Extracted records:
===
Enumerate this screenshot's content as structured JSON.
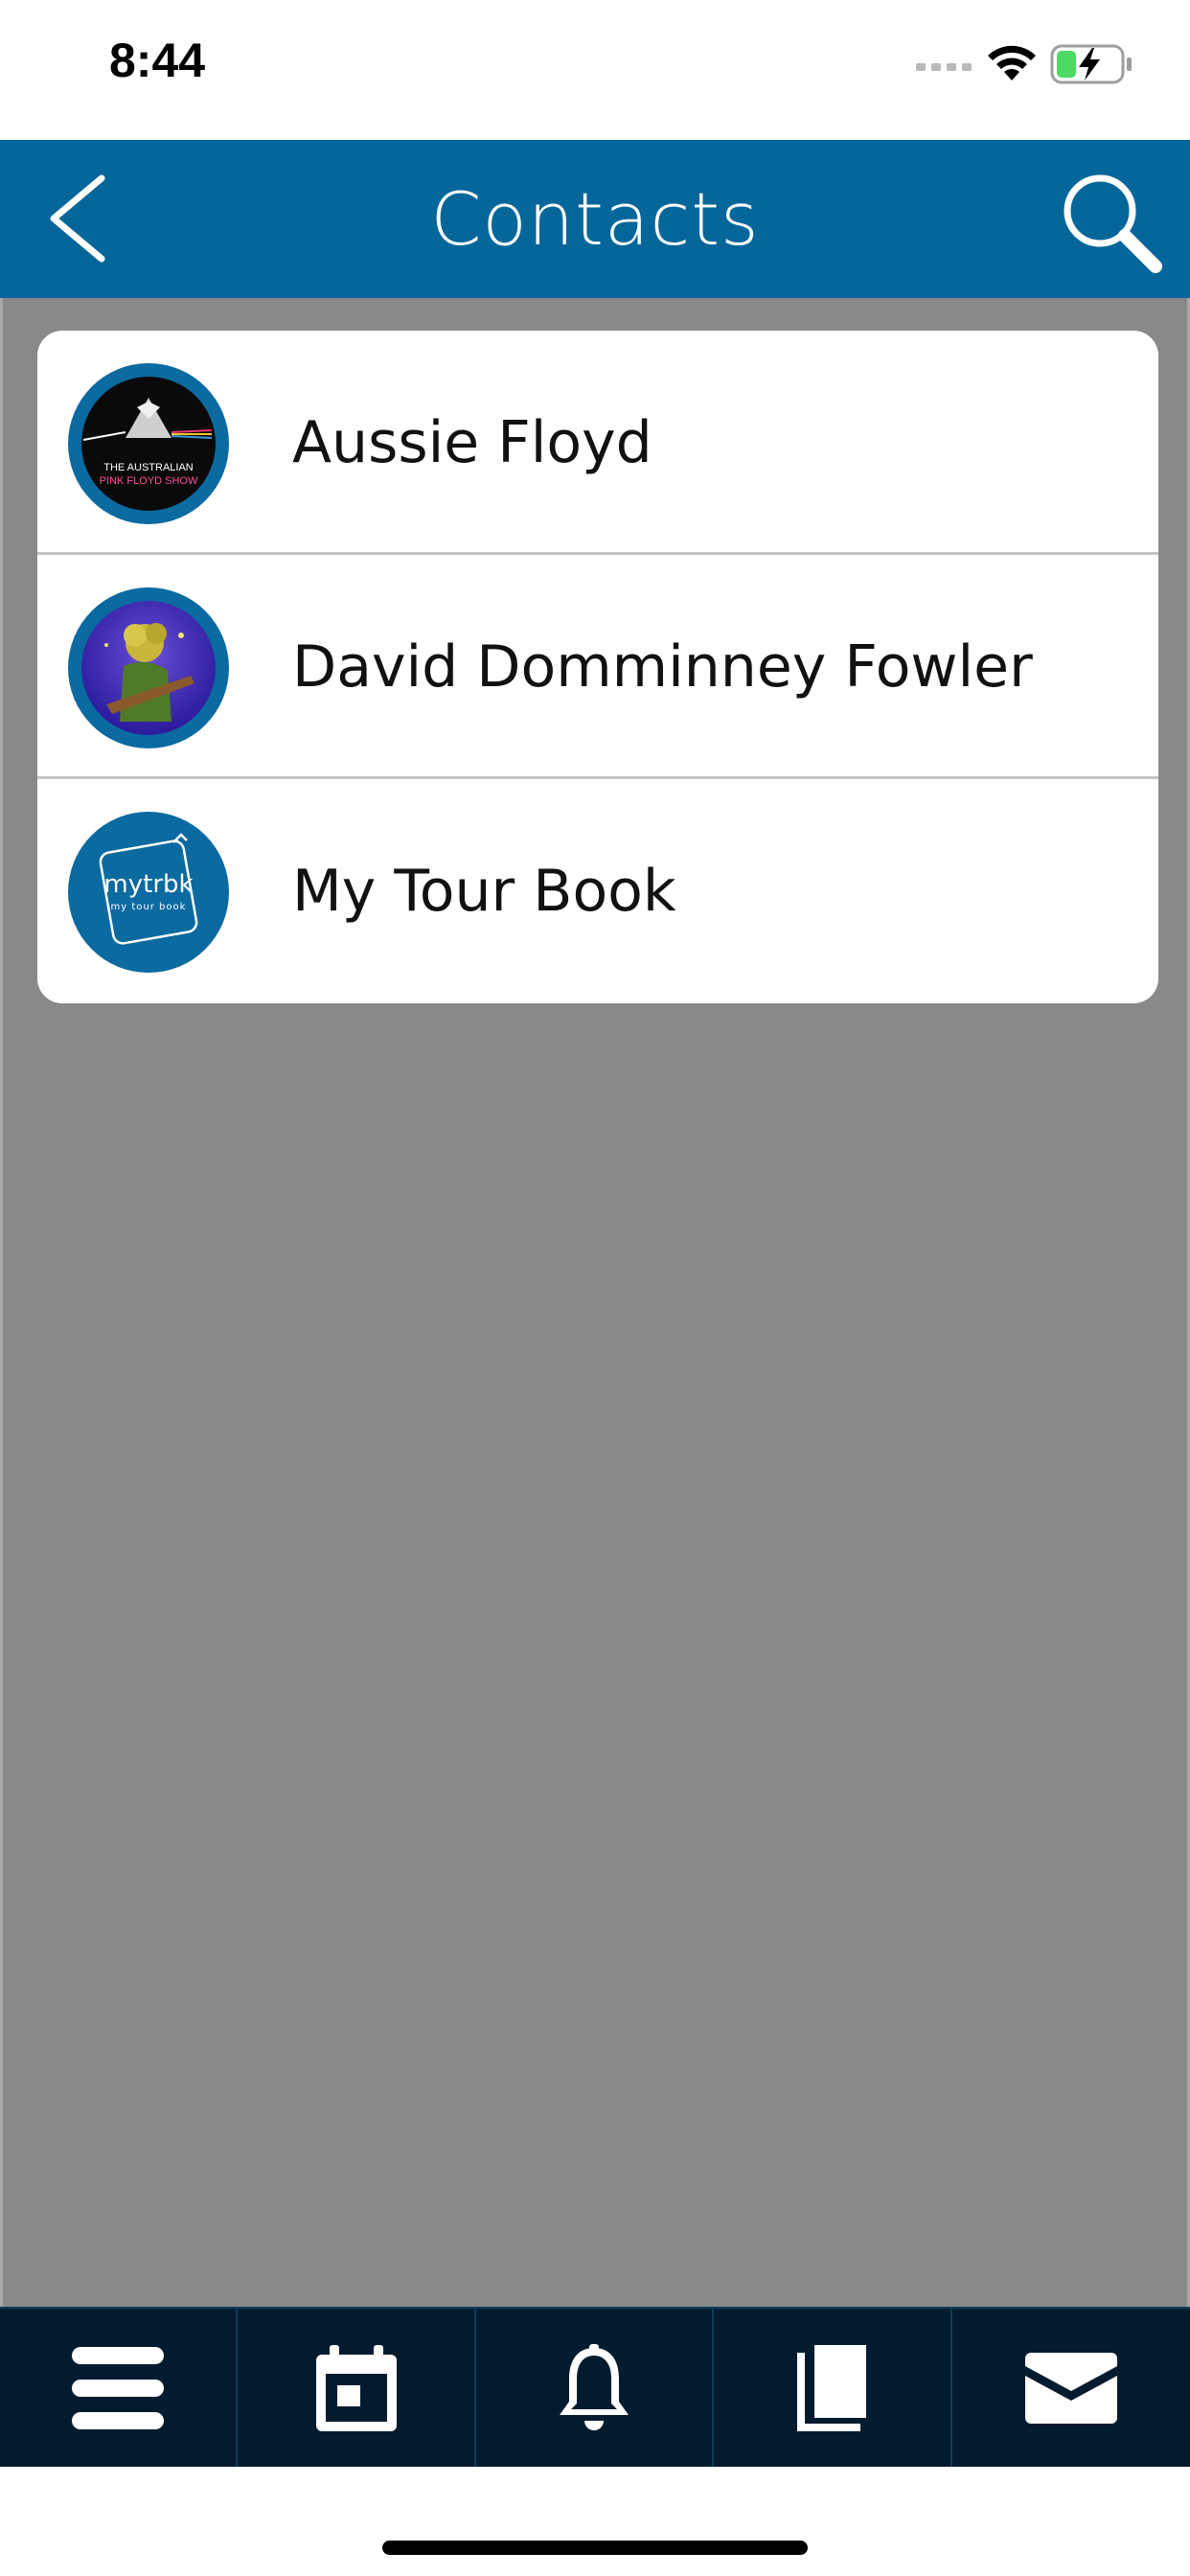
{
  "status_bar": {
    "time": "8:44"
  },
  "nav": {
    "title": "Contacts"
  },
  "contacts": [
    {
      "name": "Aussie Floyd",
      "avatar_text_line1": "THE AUSTRALIAN",
      "avatar_text_line2": "PINK FLOYD SHOW"
    },
    {
      "name": "David Domminney Fowler"
    },
    {
      "name": "My Tour Book",
      "avatar_text_line1": "mytrbk",
      "avatar_text_line2": "my tour book"
    }
  ],
  "tabs": [
    {
      "icon": "menu-icon"
    },
    {
      "icon": "calendar-icon"
    },
    {
      "icon": "bell-icon"
    },
    {
      "icon": "book-icon"
    },
    {
      "icon": "mail-icon"
    }
  ],
  "colors": {
    "nav": "#05669a",
    "content_bg": "#898989",
    "tab_bar": "#021b2e",
    "avatar_ring": "#0b6aa0"
  }
}
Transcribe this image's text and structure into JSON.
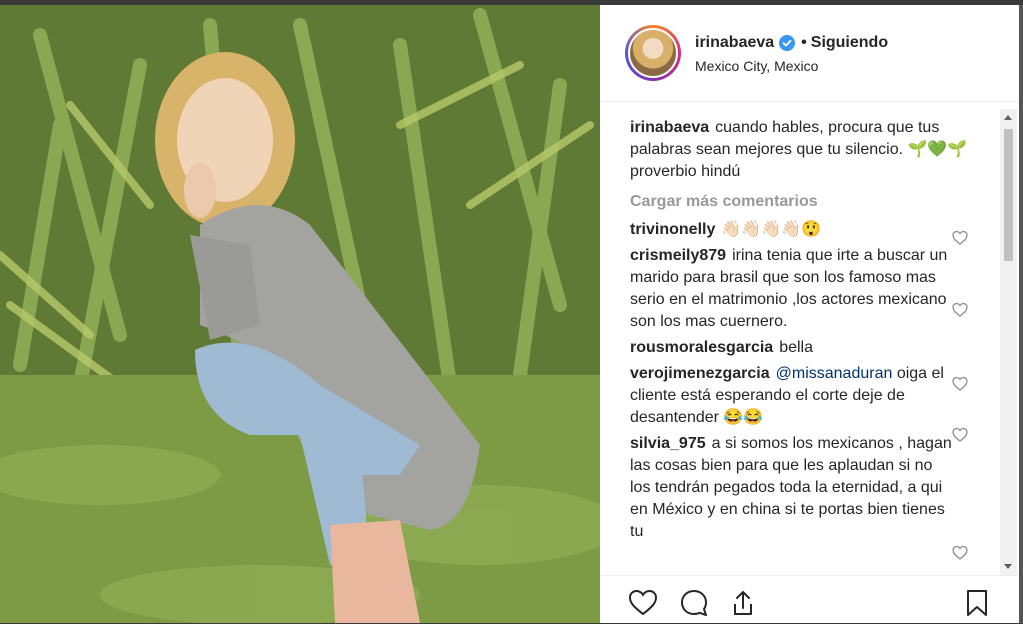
{
  "post": {
    "username": "irinabaeva",
    "separator": "•",
    "follow_state": "Siguiendo",
    "location": "Mexico City, Mexico"
  },
  "caption": {
    "user": "irinabaeva",
    "text": "cuando hables, procura que tus palabras sean mejores que tu silencio. 🌱💚🌱 proverbio hindú"
  },
  "load_more_label": "Cargar más comentarios",
  "comments": [
    {
      "user": "trivinonelly",
      "text": "👋🏻👋🏻👋🏻👋🏻😲"
    },
    {
      "user": "crismeily879",
      "text": "irina tenia que irte a buscar un marido para brasil que son los famoso mas serio en el matrimonio ,los actores mexicano son los mas cuernero."
    },
    {
      "user": "rousmoralesgarcia",
      "text": "bella"
    },
    {
      "user": "verojimenezgarcia",
      "mention": "@missanaduran",
      "text": "oiga el cliente está esperando el corte deje de desantender 😂😂"
    },
    {
      "user": "silvia_975",
      "text": "a si somos los mexicanos , hagan las cosas bien para que les aplaudan si no los tendrán pegados toda la eternidad, a qui en México y en china si te portas bien tienes tu"
    }
  ],
  "icons": {
    "verified": "verified-badge-icon",
    "like": "heart-icon",
    "comment": "comment-icon",
    "share": "share-icon",
    "save": "bookmark-icon"
  },
  "colors": {
    "verified": "#3897f0",
    "muted": "#999999",
    "mention": "#003569"
  }
}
===
TASK: Output only these lines, word for word: the line containing "Transcribe this image's" and every line after it through the last line of the data. Omit the pictures.

RESPONSE TO THIS EXERCISE:
Transcribe this image's text and structure into JSON.
{
  "post": {
    "username": "irinabaeva",
    "separator": "•",
    "follow_state": "Siguiendo",
    "location": "Mexico City, Mexico"
  },
  "caption": {
    "user": "irinabaeva",
    "text": "cuando hables, procura que tus palabras sean mejores que tu silencio. 🌱💚🌱 proverbio hindú"
  },
  "load_more_label": "Cargar más comentarios",
  "comments": [
    {
      "user": "trivinonelly",
      "text": "👋🏻👋🏻👋🏻👋🏻😲"
    },
    {
      "user": "crismeily879",
      "text": "irina tenia que irte a buscar un marido para brasil que son los famoso mas serio en el matrimonio ,los actores mexicano son los mas cuernero."
    },
    {
      "user": "rousmoralesgarcia",
      "text": "bella"
    },
    {
      "user": "verojimenezgarcia",
      "mention": "@missanaduran",
      "text": "oiga el cliente está esperando el corte deje de desantender 😂😂"
    },
    {
      "user": "silvia_975",
      "text": "a si somos los mexicanos , hagan las cosas bien para que les aplaudan si no los tendrán pegados toda la eternidad, a qui en México y en china si te portas bien tienes tu"
    }
  ],
  "icons": {
    "verified": "verified-badge-icon",
    "like": "heart-icon",
    "comment": "comment-icon",
    "share": "share-icon",
    "save": "bookmark-icon"
  },
  "colors": {
    "verified": "#3897f0",
    "muted": "#999999",
    "mention": "#003569"
  }
}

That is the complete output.